(Dataset rows about figures)
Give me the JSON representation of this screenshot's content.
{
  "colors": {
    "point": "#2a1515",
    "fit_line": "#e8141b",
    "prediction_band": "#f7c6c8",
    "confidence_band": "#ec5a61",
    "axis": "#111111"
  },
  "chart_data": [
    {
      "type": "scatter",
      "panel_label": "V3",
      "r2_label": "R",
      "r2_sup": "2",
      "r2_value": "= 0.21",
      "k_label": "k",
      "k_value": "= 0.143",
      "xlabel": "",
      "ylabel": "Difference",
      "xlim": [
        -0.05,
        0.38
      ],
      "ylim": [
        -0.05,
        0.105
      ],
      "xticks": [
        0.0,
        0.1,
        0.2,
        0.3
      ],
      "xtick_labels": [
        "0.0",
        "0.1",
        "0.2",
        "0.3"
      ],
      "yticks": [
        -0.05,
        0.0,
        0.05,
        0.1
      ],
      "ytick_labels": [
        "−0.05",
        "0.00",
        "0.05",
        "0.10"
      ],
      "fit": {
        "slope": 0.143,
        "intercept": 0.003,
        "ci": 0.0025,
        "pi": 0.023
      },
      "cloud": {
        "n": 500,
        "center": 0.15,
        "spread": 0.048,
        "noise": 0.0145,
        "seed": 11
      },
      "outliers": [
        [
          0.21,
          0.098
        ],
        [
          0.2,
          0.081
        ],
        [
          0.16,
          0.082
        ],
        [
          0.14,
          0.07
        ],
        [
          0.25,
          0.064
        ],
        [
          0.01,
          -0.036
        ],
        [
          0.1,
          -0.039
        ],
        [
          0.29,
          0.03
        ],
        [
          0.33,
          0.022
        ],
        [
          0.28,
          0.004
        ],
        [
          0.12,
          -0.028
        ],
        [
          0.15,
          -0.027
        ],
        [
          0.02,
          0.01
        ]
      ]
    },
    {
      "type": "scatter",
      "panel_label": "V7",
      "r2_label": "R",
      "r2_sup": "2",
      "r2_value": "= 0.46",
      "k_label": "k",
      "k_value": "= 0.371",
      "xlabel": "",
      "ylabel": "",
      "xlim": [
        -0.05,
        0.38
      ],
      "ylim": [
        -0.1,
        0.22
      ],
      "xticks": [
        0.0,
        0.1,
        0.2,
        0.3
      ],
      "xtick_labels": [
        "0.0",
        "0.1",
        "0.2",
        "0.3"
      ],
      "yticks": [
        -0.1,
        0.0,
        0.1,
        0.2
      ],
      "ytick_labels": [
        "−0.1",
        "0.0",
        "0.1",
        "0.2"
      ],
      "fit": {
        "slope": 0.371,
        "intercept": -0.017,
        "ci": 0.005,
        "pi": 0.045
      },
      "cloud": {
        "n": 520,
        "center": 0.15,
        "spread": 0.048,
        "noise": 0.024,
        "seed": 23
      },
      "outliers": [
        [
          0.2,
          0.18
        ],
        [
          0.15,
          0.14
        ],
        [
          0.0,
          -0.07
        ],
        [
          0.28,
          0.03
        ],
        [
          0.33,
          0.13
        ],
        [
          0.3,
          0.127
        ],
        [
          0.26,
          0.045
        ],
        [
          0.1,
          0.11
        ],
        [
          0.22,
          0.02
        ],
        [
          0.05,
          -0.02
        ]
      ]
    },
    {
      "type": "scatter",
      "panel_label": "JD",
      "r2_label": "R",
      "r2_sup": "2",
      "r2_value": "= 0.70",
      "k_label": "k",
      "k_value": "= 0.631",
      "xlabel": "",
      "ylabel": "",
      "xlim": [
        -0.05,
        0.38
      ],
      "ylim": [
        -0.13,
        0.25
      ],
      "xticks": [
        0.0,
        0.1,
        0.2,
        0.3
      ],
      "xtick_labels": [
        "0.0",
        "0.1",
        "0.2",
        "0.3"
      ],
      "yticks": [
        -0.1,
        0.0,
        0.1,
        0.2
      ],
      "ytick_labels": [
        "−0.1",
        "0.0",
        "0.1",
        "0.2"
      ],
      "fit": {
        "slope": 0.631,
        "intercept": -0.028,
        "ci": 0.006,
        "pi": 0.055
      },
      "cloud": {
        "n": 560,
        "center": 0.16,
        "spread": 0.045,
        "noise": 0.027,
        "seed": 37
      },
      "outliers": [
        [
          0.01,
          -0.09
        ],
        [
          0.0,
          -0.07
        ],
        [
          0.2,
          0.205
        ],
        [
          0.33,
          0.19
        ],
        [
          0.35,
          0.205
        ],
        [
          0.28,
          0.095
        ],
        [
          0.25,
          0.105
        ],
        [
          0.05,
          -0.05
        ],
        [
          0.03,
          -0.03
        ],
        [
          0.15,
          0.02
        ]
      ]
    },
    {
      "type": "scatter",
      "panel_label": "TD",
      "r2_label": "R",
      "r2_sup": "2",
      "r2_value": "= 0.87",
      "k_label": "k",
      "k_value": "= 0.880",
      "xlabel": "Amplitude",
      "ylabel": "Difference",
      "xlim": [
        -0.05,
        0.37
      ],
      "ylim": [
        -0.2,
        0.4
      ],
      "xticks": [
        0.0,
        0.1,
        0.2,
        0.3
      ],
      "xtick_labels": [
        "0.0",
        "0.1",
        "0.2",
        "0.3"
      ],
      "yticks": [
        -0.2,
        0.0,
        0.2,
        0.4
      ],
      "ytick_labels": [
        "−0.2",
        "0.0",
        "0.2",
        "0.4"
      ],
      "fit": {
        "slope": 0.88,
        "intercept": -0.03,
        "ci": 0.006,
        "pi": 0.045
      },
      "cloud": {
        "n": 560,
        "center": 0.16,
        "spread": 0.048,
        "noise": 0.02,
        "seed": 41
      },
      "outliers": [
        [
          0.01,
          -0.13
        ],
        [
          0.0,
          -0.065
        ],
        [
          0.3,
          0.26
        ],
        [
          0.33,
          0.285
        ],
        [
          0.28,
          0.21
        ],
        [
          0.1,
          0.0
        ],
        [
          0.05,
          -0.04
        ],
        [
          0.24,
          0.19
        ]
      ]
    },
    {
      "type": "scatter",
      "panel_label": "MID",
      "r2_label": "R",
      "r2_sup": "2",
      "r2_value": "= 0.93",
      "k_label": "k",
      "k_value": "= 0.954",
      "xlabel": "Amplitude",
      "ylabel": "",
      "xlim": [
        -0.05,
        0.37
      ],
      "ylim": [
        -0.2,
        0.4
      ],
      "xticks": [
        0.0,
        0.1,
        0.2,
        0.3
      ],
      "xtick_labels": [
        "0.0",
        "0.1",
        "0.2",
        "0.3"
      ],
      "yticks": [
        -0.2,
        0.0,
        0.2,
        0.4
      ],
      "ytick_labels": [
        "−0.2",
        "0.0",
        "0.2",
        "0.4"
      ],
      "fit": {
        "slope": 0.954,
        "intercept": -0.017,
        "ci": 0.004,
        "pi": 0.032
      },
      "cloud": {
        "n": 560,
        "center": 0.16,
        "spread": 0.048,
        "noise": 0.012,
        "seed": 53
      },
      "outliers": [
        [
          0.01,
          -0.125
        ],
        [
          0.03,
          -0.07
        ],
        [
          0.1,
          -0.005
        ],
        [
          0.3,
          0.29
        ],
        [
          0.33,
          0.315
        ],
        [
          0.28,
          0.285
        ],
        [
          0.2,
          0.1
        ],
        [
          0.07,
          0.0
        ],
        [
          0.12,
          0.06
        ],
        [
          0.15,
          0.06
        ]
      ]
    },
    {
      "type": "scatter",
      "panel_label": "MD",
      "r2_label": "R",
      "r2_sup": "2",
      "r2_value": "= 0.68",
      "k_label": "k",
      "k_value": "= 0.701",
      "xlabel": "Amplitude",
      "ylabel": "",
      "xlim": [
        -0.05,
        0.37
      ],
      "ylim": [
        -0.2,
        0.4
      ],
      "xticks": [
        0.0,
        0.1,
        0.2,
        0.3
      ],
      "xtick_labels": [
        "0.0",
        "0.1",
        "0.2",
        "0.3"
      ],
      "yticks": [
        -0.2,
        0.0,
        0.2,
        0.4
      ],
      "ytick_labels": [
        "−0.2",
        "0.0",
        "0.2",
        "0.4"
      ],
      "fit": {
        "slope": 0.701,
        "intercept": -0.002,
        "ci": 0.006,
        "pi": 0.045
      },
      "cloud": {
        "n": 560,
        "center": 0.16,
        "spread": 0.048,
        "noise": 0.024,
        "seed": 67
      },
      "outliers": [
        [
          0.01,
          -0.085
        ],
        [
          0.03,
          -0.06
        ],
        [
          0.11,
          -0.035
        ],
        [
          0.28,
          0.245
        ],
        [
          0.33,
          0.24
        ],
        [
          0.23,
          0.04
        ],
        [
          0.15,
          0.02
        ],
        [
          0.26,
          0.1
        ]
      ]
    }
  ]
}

• _Stated task_:
Return each line among the entries that holds the word "seed".

• _Task solution_:
        "seed": 11
        "seed": 23
        "seed": 37
        "seed": 41
        "seed": 53
        "seed": 67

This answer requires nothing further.